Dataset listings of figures
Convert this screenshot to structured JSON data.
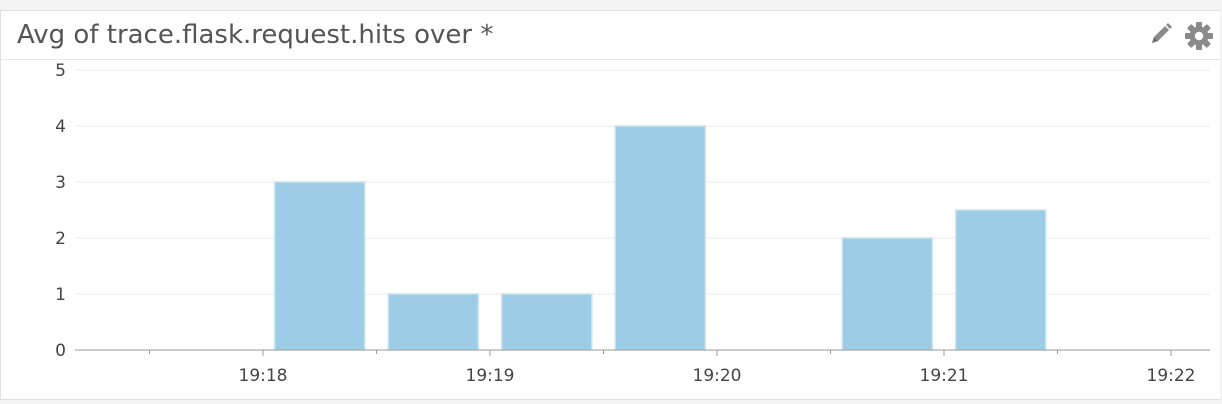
{
  "widget": {
    "title": "Avg of trace.flask.request.hits over *",
    "icons": [
      "pencil-icon",
      "gear-icon"
    ]
  },
  "colors": {
    "bar_fill": "#9ccce6",
    "bar_edge": "#c8e3f2",
    "grid": "#e8e8e8",
    "axis": "#999999",
    "icon": "#8a8a8a"
  },
  "chart_data": {
    "type": "bar",
    "title": "Avg of trace.flask.request.hits over *",
    "x": [
      "19:17:45",
      "19:18:15",
      "19:18:45",
      "19:19:15",
      "19:19:45",
      "19:20:15",
      "19:20:45",
      "19:21:15",
      "19:21:45"
    ],
    "values": [
      0,
      3,
      1,
      1,
      4,
      0,
      2,
      2.5,
      0
    ],
    "x_tick_labels": [
      "19:18",
      "19:19",
      "19:20",
      "19:21",
      "19:22"
    ],
    "y_tick_labels": [
      "0",
      "1",
      "2",
      "3",
      "4",
      "5"
    ],
    "ylim": [
      0,
      5
    ],
    "xlim": [
      "19:17:30",
      "19:22:00"
    ],
    "xlabel": "",
    "ylabel": "",
    "grid": true,
    "legend": "none"
  }
}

▸ WHAT YOU HAVE TO DO
Please repeat the entries exactly. Do not include the pictures.

▸ THE COMPLETED TASK
Convert this screenshot to structured JSON data.
{
  "widget": {
    "title": "Avg of trace.flask.request.hits over *",
    "icons": [
      "pencil-icon",
      "gear-icon"
    ]
  },
  "colors": {
    "bar_fill": "#9ccce6",
    "bar_edge": "#c8e3f2",
    "grid": "#e8e8e8",
    "axis": "#999999",
    "icon": "#8a8a8a"
  },
  "chart_data": {
    "type": "bar",
    "title": "Avg of trace.flask.request.hits over *",
    "x": [
      "19:17:45",
      "19:18:15",
      "19:18:45",
      "19:19:15",
      "19:19:45",
      "19:20:15",
      "19:20:45",
      "19:21:15",
      "19:21:45"
    ],
    "values": [
      0,
      3,
      1,
      1,
      4,
      0,
      2,
      2.5,
      0
    ],
    "x_tick_labels": [
      "19:18",
      "19:19",
      "19:20",
      "19:21",
      "19:22"
    ],
    "y_tick_labels": [
      "0",
      "1",
      "2",
      "3",
      "4",
      "5"
    ],
    "ylim": [
      0,
      5
    ],
    "xlim": [
      "19:17:30",
      "19:22:00"
    ],
    "xlabel": "",
    "ylabel": "",
    "grid": true,
    "legend": "none"
  }
}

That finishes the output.